— Objective —
Print the line containing "Read this page and output its text content." and each line after it through the end, please, with nothing added.

— Records —
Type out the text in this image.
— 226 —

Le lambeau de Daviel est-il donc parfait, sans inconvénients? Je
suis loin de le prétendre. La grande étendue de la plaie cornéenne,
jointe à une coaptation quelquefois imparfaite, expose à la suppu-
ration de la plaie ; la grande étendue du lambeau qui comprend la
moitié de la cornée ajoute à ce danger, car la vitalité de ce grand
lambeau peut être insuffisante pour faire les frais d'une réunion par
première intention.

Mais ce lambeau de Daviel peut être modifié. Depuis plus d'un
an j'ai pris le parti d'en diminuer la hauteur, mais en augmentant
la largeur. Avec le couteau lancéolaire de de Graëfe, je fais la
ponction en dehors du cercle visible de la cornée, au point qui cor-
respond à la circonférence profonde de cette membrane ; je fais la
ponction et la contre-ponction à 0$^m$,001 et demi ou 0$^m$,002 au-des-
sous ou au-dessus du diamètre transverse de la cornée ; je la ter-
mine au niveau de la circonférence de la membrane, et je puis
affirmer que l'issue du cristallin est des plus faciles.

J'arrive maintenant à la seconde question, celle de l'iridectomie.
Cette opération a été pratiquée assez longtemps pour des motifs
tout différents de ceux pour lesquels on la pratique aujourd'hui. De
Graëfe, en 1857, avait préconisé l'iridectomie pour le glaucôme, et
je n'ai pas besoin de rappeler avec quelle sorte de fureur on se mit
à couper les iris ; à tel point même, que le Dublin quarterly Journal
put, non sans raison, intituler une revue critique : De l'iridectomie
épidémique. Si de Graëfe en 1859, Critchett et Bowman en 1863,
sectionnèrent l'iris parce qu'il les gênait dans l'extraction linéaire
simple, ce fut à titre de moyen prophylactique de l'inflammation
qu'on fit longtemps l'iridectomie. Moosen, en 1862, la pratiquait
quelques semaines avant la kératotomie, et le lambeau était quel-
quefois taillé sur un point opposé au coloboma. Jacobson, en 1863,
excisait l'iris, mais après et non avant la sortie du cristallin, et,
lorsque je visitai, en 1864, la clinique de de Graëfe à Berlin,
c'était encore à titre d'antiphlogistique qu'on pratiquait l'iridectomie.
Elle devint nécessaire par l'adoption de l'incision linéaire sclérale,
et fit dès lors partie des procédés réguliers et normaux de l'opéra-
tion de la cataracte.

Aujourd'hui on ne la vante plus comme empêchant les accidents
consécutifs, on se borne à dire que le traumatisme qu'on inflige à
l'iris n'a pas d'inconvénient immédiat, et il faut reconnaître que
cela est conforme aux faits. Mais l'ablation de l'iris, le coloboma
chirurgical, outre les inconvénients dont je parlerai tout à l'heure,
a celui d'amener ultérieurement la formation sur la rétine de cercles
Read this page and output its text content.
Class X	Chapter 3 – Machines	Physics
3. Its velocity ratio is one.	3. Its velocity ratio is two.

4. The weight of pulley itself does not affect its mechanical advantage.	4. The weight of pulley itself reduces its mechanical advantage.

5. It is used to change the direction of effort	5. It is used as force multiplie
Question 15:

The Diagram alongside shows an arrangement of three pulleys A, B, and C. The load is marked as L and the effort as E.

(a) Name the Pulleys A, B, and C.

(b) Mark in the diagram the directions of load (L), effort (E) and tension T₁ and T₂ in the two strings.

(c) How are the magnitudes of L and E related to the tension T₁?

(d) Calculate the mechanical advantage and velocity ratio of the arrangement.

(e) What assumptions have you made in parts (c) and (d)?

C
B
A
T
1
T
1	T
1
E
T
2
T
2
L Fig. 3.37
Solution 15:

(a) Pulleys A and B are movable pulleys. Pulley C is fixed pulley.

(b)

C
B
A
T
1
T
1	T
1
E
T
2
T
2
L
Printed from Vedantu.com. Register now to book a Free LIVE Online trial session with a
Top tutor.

— Written reply —
Read this page and output its text content.
Class X	Chapter 3 – Machines	Physics
3. Its velocity ratio is one.	3. Its velocity ratio is two.

4. The weight of pulley itself does not affect its mechanical advantage.	4. The weight of pulley itself reduces its mechanical advantage.

5. It is used to change the direction of effort	5. It is used as force multiplie
Question 15:

The Diagram alongside shows an arrangement of three pulleys A, B, and C. The load is marked as L and the effort as E.

(a) Name the Pulleys A, B, and C.

(b) Mark in the diagram the directions of load (L), effort (E) and tension T₁ and T₂ in the two strings.

(c) How are the magnitudes of L and E related to the tension T₁?

(d) Calculate the mechanical advantage and velocity ratio of the arrangement.

(e) What assumptions have you made in parts (c) and (d)?

C
B
A
T
1
T
1	T
1
E
T
2
T
2
L Fig. 3.37
Solution 15:

(a) Pulleys A and B are movable pulleys. Pulley C is fixed pulley.

(b)

C
B
A
T
1
T
1	T
1
E
T
2
T
2
L
Printed from Vedantu.com. Register now to book a Free LIVE Online trial session with a
Top tutor.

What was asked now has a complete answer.